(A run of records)
* Begin *
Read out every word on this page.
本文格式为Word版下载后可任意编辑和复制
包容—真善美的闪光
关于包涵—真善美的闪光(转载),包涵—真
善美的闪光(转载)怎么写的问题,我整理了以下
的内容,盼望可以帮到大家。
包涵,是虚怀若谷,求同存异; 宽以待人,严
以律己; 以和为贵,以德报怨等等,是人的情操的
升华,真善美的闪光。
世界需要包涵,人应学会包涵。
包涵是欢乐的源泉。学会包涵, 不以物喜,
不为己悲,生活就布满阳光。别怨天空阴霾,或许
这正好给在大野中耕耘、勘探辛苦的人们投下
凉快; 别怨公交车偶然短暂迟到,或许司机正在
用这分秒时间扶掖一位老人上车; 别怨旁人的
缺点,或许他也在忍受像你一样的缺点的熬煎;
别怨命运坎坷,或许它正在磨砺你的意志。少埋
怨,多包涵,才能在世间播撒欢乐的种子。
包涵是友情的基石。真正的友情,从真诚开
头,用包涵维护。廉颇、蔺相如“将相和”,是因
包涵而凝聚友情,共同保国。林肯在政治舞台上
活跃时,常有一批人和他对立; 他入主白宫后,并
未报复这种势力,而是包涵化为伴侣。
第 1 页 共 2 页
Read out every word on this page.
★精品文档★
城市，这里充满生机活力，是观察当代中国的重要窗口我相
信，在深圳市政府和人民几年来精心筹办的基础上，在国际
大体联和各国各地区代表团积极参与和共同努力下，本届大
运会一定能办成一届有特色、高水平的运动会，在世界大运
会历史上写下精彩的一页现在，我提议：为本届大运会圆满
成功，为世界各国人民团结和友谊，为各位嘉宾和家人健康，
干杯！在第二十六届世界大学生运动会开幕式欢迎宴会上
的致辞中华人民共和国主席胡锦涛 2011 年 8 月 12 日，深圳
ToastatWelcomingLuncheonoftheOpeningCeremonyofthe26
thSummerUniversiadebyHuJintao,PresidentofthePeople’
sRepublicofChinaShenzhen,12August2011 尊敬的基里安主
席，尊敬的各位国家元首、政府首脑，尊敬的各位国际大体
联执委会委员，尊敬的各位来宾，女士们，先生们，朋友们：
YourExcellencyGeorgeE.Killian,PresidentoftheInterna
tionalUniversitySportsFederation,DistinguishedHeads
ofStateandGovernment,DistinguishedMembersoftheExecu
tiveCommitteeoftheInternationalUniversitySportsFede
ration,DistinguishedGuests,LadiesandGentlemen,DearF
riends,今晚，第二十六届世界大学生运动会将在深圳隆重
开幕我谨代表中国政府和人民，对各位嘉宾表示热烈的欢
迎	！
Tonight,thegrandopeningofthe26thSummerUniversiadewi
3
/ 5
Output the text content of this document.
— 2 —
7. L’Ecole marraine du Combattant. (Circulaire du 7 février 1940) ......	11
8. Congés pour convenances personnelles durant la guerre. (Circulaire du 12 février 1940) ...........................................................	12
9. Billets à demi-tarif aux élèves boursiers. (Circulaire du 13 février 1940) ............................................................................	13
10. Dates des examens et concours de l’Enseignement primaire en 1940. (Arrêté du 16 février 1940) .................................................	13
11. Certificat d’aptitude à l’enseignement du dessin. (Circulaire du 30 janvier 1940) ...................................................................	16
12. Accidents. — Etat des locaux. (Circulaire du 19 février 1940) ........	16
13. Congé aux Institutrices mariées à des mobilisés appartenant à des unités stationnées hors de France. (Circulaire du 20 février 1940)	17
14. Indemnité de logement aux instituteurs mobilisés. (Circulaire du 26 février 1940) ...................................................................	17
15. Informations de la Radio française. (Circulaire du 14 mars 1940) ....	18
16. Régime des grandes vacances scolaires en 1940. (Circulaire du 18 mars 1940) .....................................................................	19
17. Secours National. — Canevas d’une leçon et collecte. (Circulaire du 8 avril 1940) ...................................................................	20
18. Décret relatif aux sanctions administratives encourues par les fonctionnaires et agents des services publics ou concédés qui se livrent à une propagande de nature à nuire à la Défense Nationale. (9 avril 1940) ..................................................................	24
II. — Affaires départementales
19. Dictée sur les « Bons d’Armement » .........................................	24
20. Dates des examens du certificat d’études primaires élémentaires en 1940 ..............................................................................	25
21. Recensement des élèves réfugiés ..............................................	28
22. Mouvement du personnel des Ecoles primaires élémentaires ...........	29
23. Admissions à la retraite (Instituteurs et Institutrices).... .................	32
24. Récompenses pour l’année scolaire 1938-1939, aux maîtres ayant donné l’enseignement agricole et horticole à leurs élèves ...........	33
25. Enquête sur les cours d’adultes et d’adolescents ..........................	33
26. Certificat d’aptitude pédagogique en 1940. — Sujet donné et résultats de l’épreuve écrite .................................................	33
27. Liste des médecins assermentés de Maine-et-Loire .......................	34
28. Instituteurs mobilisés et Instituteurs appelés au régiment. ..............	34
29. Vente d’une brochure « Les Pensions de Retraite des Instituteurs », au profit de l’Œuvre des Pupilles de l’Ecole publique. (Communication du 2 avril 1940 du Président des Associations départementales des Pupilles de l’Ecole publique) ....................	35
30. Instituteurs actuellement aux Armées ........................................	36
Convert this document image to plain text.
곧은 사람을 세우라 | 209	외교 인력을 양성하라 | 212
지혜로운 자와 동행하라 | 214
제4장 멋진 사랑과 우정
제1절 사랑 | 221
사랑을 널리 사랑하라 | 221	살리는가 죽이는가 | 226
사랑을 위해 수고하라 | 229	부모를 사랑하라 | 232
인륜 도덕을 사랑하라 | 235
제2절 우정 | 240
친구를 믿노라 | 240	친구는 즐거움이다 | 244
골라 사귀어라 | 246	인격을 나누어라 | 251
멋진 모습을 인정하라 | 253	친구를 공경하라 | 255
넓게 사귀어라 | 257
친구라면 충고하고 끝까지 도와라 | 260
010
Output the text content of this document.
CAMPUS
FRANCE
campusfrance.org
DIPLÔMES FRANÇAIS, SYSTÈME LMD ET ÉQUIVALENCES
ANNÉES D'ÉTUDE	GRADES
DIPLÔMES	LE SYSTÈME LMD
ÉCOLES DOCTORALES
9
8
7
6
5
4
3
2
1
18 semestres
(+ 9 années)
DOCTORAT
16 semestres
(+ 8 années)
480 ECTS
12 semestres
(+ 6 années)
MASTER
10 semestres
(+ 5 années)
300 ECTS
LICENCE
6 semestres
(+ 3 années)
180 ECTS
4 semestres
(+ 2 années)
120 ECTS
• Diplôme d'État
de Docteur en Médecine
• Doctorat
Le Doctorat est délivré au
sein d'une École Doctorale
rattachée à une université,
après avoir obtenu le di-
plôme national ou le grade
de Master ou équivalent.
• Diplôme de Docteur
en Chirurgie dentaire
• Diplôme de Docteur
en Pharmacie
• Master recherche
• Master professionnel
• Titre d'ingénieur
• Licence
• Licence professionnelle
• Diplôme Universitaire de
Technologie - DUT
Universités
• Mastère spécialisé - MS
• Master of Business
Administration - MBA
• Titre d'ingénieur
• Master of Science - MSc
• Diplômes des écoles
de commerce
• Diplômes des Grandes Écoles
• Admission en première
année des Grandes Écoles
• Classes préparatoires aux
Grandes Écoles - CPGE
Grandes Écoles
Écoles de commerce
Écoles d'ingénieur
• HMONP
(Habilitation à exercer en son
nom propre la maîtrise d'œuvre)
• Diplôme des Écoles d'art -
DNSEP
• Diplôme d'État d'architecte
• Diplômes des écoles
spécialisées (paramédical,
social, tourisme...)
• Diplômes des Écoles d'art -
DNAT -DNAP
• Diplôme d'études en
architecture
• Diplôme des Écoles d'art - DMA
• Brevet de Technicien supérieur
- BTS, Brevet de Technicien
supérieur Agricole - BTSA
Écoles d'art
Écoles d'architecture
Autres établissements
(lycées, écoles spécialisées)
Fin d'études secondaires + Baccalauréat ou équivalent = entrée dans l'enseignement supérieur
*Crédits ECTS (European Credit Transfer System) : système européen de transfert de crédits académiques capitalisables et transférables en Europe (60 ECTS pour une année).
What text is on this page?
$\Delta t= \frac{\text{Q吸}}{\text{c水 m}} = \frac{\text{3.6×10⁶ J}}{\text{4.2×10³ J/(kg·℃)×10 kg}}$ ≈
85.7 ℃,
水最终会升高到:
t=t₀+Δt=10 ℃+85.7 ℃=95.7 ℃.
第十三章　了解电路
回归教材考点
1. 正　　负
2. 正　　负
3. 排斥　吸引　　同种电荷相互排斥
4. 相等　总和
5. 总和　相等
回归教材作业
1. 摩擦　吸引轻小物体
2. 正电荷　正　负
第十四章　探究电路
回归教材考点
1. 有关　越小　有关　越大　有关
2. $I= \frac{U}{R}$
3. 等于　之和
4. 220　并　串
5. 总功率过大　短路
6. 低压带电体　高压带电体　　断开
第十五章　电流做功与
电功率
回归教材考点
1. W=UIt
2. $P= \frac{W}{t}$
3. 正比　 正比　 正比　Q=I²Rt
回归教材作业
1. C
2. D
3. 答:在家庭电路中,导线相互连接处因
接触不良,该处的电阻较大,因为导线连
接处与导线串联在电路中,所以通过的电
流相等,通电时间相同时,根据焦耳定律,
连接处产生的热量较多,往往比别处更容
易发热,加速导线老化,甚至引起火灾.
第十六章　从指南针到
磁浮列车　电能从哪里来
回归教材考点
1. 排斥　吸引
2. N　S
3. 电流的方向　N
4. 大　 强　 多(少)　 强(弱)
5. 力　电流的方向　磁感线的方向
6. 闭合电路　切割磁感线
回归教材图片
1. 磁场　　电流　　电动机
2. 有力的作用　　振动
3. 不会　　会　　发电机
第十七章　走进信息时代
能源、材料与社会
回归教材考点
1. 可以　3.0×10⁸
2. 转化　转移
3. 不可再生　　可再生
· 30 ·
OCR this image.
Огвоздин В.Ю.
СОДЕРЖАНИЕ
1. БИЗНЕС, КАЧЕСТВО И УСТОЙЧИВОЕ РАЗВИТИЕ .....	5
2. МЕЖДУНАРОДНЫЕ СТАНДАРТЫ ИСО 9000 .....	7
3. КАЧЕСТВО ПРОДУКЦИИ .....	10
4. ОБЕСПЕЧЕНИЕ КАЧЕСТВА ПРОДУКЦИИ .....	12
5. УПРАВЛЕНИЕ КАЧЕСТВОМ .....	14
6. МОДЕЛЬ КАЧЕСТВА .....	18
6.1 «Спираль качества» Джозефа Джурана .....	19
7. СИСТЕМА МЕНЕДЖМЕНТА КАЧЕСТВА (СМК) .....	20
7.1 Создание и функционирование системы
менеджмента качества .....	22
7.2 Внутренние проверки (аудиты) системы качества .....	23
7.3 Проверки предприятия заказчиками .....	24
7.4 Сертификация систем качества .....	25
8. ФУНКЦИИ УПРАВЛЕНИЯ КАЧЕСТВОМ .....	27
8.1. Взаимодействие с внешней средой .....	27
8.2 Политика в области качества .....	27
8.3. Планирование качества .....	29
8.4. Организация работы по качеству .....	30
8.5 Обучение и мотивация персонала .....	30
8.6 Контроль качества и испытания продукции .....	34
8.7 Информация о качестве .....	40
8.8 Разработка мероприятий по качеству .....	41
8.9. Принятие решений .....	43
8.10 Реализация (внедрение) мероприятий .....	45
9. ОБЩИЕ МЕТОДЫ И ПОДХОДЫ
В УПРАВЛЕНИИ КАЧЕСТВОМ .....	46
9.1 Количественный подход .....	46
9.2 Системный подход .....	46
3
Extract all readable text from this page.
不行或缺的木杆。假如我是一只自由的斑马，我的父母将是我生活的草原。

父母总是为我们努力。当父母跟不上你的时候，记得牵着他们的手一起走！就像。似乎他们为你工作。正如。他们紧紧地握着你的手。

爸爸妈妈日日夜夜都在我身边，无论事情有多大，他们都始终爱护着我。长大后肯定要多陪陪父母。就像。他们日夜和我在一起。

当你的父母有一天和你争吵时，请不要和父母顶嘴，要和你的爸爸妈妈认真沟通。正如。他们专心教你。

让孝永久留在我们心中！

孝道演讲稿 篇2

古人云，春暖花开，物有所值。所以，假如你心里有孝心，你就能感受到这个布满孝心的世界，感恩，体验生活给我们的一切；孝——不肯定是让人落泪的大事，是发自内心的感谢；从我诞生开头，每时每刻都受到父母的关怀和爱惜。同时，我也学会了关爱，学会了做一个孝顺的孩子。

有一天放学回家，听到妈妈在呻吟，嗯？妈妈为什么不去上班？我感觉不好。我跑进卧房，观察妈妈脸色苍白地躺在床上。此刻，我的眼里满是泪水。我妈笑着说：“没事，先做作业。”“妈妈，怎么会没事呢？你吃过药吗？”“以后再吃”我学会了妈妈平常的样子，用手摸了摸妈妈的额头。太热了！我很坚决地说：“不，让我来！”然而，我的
* End *
Task goal: Find each line holding the word "examens" and copy it.

Task answer:
10. Dates des examens et concours de l’Enseignement primaire en 1940. (Arrêté du 16 février 1940) .................................................	13
20. Dates des examens du certificat d’études primaires élémentaires en 1940 ..............................................................................	25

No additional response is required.